━━━ Provided records

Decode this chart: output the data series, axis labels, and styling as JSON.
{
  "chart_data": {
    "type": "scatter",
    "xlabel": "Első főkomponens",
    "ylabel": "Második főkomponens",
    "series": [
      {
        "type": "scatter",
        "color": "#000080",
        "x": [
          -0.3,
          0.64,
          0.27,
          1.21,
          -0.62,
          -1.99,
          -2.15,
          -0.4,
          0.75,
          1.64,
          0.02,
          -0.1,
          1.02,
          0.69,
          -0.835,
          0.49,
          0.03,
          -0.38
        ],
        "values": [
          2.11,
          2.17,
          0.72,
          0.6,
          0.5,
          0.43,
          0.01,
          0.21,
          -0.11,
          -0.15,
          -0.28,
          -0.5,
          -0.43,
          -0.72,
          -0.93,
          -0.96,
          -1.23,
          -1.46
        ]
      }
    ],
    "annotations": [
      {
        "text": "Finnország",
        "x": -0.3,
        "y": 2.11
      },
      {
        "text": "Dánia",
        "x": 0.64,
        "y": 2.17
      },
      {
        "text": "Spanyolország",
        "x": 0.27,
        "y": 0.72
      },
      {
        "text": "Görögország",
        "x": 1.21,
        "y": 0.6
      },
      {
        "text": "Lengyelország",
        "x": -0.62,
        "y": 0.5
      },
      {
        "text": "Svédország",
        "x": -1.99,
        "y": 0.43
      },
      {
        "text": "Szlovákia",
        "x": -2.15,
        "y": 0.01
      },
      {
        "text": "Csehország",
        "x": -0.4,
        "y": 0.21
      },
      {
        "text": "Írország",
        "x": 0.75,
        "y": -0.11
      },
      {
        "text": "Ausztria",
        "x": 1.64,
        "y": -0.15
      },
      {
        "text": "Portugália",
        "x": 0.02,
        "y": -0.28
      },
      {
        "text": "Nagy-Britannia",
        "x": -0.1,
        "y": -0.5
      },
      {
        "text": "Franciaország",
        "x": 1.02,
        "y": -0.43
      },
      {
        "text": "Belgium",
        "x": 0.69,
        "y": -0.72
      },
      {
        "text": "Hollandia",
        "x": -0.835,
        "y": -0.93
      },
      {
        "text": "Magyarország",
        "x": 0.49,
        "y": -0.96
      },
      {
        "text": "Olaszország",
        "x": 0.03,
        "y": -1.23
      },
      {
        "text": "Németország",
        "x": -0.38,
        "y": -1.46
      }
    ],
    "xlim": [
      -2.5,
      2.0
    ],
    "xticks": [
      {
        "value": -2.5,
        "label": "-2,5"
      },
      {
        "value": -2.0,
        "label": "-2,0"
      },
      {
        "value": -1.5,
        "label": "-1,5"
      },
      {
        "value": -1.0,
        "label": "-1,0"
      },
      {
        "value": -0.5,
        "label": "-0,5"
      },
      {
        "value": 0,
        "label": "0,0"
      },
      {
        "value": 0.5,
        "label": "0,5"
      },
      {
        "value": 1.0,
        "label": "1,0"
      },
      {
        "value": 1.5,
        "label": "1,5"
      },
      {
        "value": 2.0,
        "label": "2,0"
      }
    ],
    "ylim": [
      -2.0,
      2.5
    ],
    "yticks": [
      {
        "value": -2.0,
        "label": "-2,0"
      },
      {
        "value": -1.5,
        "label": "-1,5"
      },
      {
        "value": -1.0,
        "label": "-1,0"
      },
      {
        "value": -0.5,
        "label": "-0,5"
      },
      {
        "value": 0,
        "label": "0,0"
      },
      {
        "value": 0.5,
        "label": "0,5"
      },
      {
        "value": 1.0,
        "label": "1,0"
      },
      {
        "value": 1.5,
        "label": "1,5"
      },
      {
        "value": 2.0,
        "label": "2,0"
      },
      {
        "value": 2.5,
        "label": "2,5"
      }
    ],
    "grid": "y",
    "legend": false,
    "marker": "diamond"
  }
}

━━━━━━

Requirement: Copy out all the entries shown above, character for character.

Task response:
Decode this chart: output the data series, axis labels, and styling as JSON.
{
  "chart_data": {
    "type": "scatter",
    "xlabel": "Első főkomponens",
    "ylabel": "Második főkomponens",
    "series": [
      {
        "type": "scatter",
        "color": "#000080",
        "x": [
          -0.3,
          0.64,
          0.27,
          1.21,
          -0.62,
          -1.99,
          -2.15,
          -0.4,
          0.75,
          1.64,
          0.02,
          -0.1,
          1.02,
          0.69,
          -0.835,
          0.49,
          0.03,
          -0.38
        ],
        "values": [
          2.11,
          2.17,
          0.72,
          0.6,
          0.5,
          0.43,
          0.01,
          0.21,
          -0.11,
          -0.15,
          -0.28,
          -0.5,
          -0.43,
          -0.72,
          -0.93,
          -0.96,
          -1.23,
          -1.46
        ]
      }
    ],
    "annotations": [
      {
        "text": "Finnország",
        "x": -0.3,
        "y": 2.11
      },
      {
        "text": "Dánia",
        "x": 0.64,
        "y": 2.17
      },
      {
        "text": "Spanyolország",
        "x": 0.27,
        "y": 0.72
      },
      {
        "text": "Görögország",
        "x": 1.21,
        "y": 0.6
      },
      {
        "text": "Lengyelország",
        "x": -0.62,
        "y": 0.5
      },
      {
        "text": "Svédország",
        "x": -1.99,
        "y": 0.43
      },
      {
        "text": "Szlovákia",
        "x": -2.15,
        "y": 0.01
      },
      {
        "text": "Csehország",
        "x": -0.4,
        "y": 0.21
      },
      {
        "text": "Írország",
        "x": 0.75,
        "y": -0.11
      },
      {
        "text": "Ausztria",
        "x": 1.64,
        "y": -0.15
      },
      {
        "text": "Portugália",
        "x": 0.02,
        "y": -0.28
      },
      {
        "text": "Nagy-Britannia",
        "x": -0.1,
        "y": -0.5
      },
      {
        "text": "Franciaország",
        "x": 1.02,
        "y": -0.43
      },
      {
        "text": "Belgium",
        "x": 0.69,
        "y": -0.72
      },
      {
        "text": "Hollandia",
        "x": -0.835,
        "y": -0.93
      },
      {
        "text": "Magyarország",
        "x": 0.49,
        "y": -0.96
      },
      {
        "text": "Olaszország",
        "x": 0.03,
        "y": -1.23
      },
      {
        "text": "Németország",
        "x": -0.38,
        "y": -1.46
      }
    ],
    "xlim": [
      -2.5,
      2.0
    ],
    "xticks": [
      {
        "value": -2.5,
        "label": "-2,5"
      },
      {
        "value": -2.0,
        "label": "-2,0"
      },
      {
        "value": -1.5,
        "label": "-1,5"
      },
      {
        "value": -1.0,
        "label": "-1,0"
      },
      {
        "value": -0.5,
        "label": "-0,5"
      },
      {
        "value": 0,
        "label": "0,0"
      },
      {
        "value": 0.5,
        "label": "0,5"
      },
      {
        "value": 1.0,
        "label": "1,0"
      },
      {
        "value": 1.5,
        "label": "1,5"
      },
      {
        "value": 2.0,
        "label": "2,0"
      }
    ],
    "ylim": [
      -2.0,
      2.5
    ],
    "yticks": [
      {
        "value": -2.0,
        "label": "-2,0"
      },
      {
        "value": -1.5,
        "label": "-1,5"
      },
      {
        "value": -1.0,
        "label": "-1,0"
      },
      {
        "value": -0.5,
        "label": "-0,5"
      },
      {
        "value": 0,
        "label": "0,0"
      },
      {
        "value": 0.5,
        "label": "0,5"
      },
      {
        "value": 1.0,
        "label": "1,0"
      },
      {
        "value": 1.5,
        "label": "1,5"
      },
      {
        "value": 2.0,
        "label": "2,0"
      },
      {
        "value": 2.5,
        "label": "2,5"
      }
    ],
    "grid": "y",
    "legend": false,
    "marker": "diamond"
  }
}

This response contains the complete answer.